Find the lines below that contain the string "screenshot". Copy each one.

--- start Input records ---

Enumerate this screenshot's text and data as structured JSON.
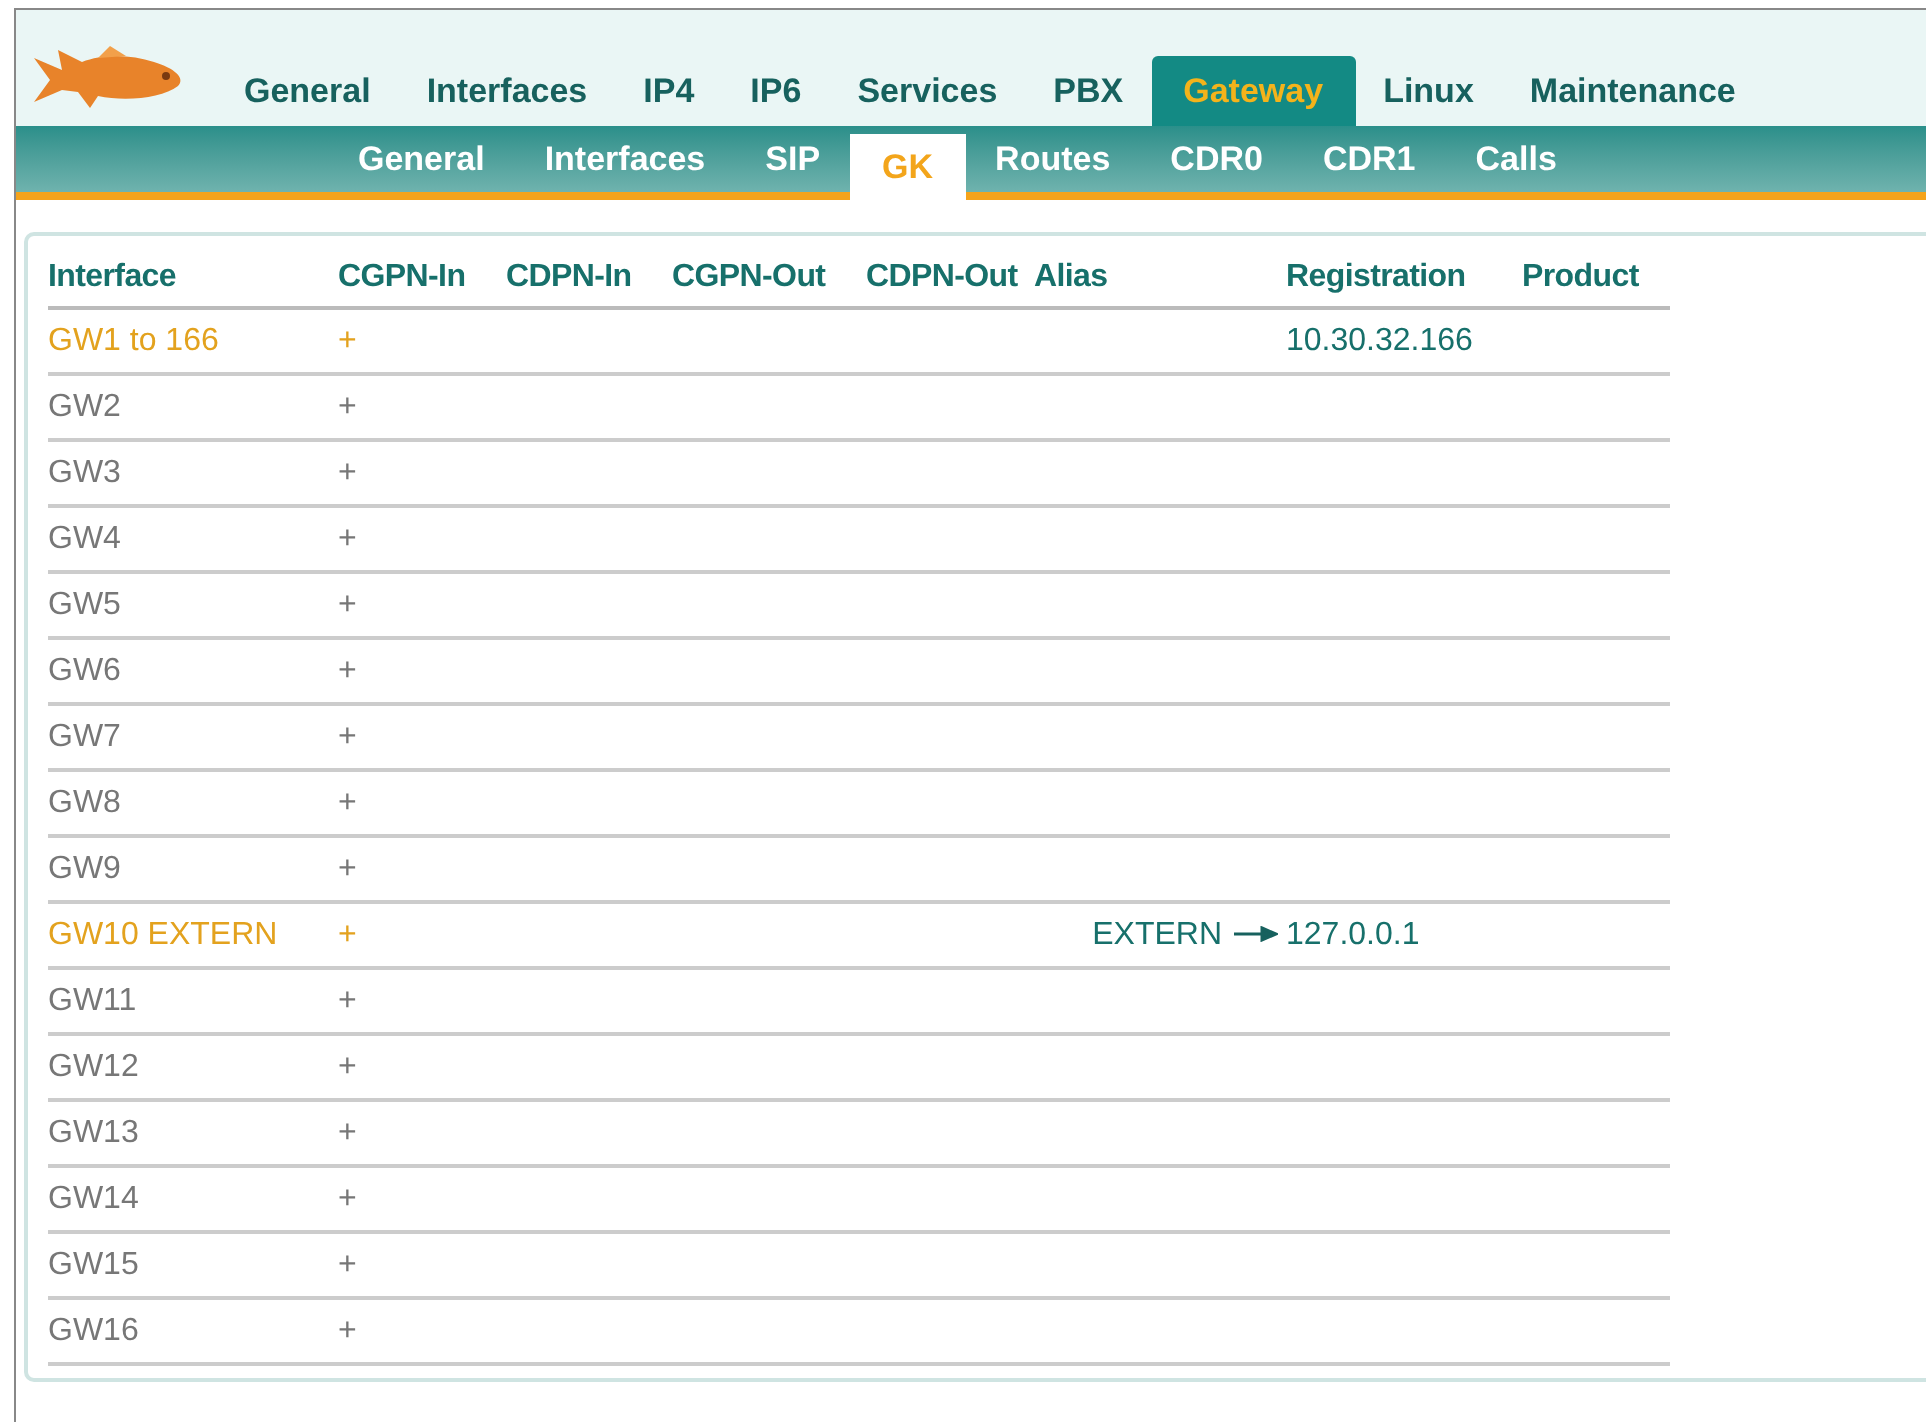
{
  "main_tabs": [
    {
      "label": "General",
      "selected": false
    },
    {
      "label": "Interfaces",
      "selected": false
    },
    {
      "label": "IP4",
      "selected": false
    },
    {
      "label": "IP6",
      "selected": false
    },
    {
      "label": "Services",
      "selected": false
    },
    {
      "label": "PBX",
      "selected": false
    },
    {
      "label": "Gateway",
      "selected": true
    },
    {
      "label": "Linux",
      "selected": false
    },
    {
      "label": "Maintenance",
      "selected": false
    }
  ],
  "sub_tabs": [
    {
      "label": "General",
      "selected": false
    },
    {
      "label": "Interfaces",
      "selected": false
    },
    {
      "label": "SIP",
      "selected": false
    },
    {
      "label": "GK",
      "selected": true
    },
    {
      "label": "Routes",
      "selected": false
    },
    {
      "label": "CDR0",
      "selected": false
    },
    {
      "label": "CDR1",
      "selected": false
    },
    {
      "label": "Calls",
      "selected": false
    }
  ],
  "table": {
    "columns": [
      "Interface",
      "CGPN-In",
      "CDPN-In",
      "CGPN-Out",
      "CDPN-Out",
      "Alias",
      "Registration",
      "Product"
    ],
    "rows": [
      {
        "interface": "GW1 to 166",
        "add": "+",
        "active": true,
        "registration": "10.30.32.166"
      },
      {
        "interface": "GW2",
        "add": "+",
        "active": false
      },
      {
        "interface": "GW3",
        "add": "+",
        "active": false
      },
      {
        "interface": "GW4",
        "add": "+",
        "active": false
      },
      {
        "interface": "GW5",
        "add": "+",
        "active": false
      },
      {
        "interface": "GW6",
        "add": "+",
        "active": false
      },
      {
        "interface": "GW7",
        "add": "+",
        "active": false
      },
      {
        "interface": "GW8",
        "add": "+",
        "active": false
      },
      {
        "interface": "GW9",
        "add": "+",
        "active": false
      },
      {
        "interface": "GW10 EXTERN",
        "add": "+",
        "active": true,
        "alias": "EXTERN",
        "registration": "127.0.0.1"
      },
      {
        "interface": "GW11",
        "add": "+",
        "active": false
      },
      {
        "interface": "GW12",
        "add": "+",
        "active": false
      },
      {
        "interface": "GW13",
        "add": "+",
        "active": false
      },
      {
        "interface": "GW14",
        "add": "+",
        "active": false
      },
      {
        "interface": "GW15",
        "add": "+",
        "active": false
      },
      {
        "interface": "GW16",
        "add": "+",
        "active": false
      }
    ]
  }
}
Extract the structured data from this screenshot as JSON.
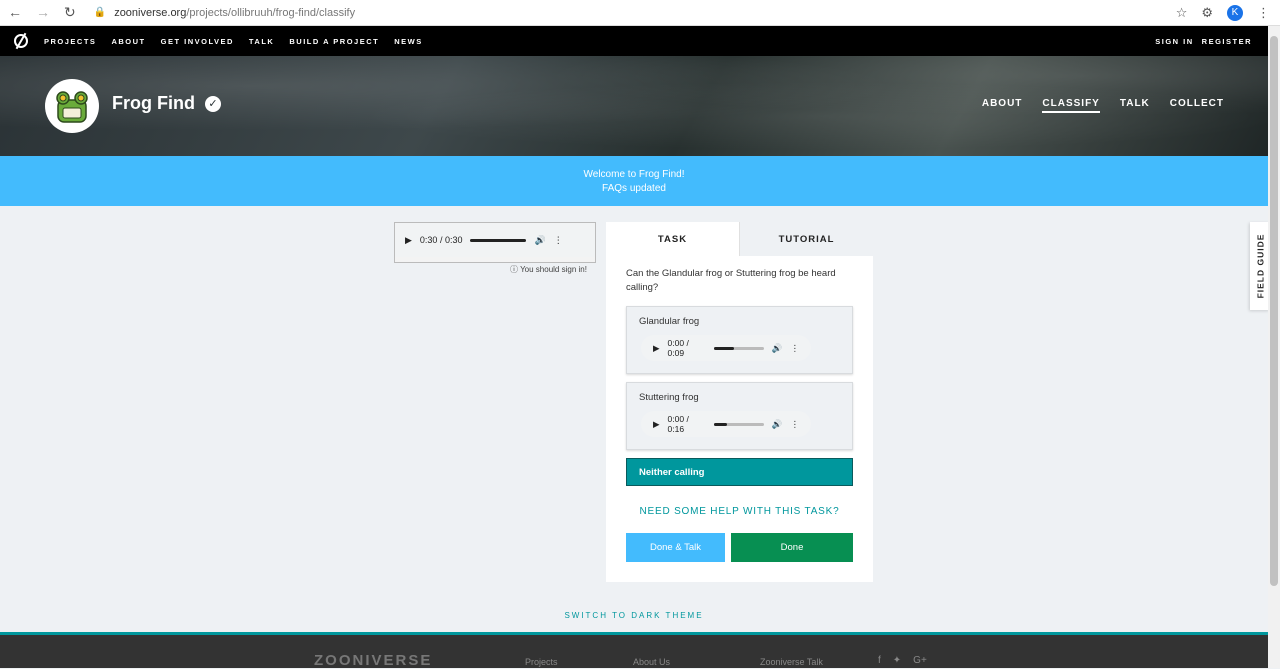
{
  "browser": {
    "url_host": "zooniverse.org",
    "url_path": "/projects/ollibruuh/frog-find/classify",
    "profile_initial": "K"
  },
  "topnav": {
    "links": [
      "PROJECTS",
      "ABOUT",
      "GET INVOLVED",
      "TALK",
      "BUILD A PROJECT",
      "NEWS"
    ],
    "sign_in": "SIGN IN",
    "register": "REGISTER"
  },
  "project": {
    "title": "Frog Find",
    "nav": [
      "ABOUT",
      "CLASSIFY",
      "TALK",
      "COLLECT"
    ],
    "active_nav": "CLASSIFY"
  },
  "banner": {
    "line1": "Welcome to Frog Find!",
    "line2": "FAQs updated"
  },
  "subject_player": {
    "time": "0:30 / 0:30",
    "sign_in_note": "You should sign in!"
  },
  "task_panel": {
    "tab_task": "TASK",
    "tab_tutorial": "TUTORIAL",
    "question": "Can the Glandular frog or Stuttering frog be heard calling?",
    "answers": [
      {
        "label": "Glandular frog",
        "time": "0:00 / 0:09",
        "progress": 0.4
      },
      {
        "label": "Stuttering frog",
        "time": "0:00 / 0:16",
        "progress": 0.25
      }
    ],
    "neither_label": "Neither calling",
    "help_text": "NEED SOME HELP WITH THIS TASK?",
    "done_talk": "Done & Talk",
    "done": "Done"
  },
  "field_guide": "FIELD GUIDE",
  "theme_switch": "SWITCH TO DARK THEME",
  "footer": {
    "brand": "ZOONIVERSE",
    "links": [
      "Projects",
      "About Us",
      "Zooniverse Talk"
    ]
  },
  "colors": {
    "teal": "#00979d",
    "banner_blue": "#43bbfd",
    "done_green": "#078f52"
  }
}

--- end Input records ---

* **Written answer**:
Enumerate this screenshot's text and data as structured JSON.
Extract the structured data from this screenshot as JSON.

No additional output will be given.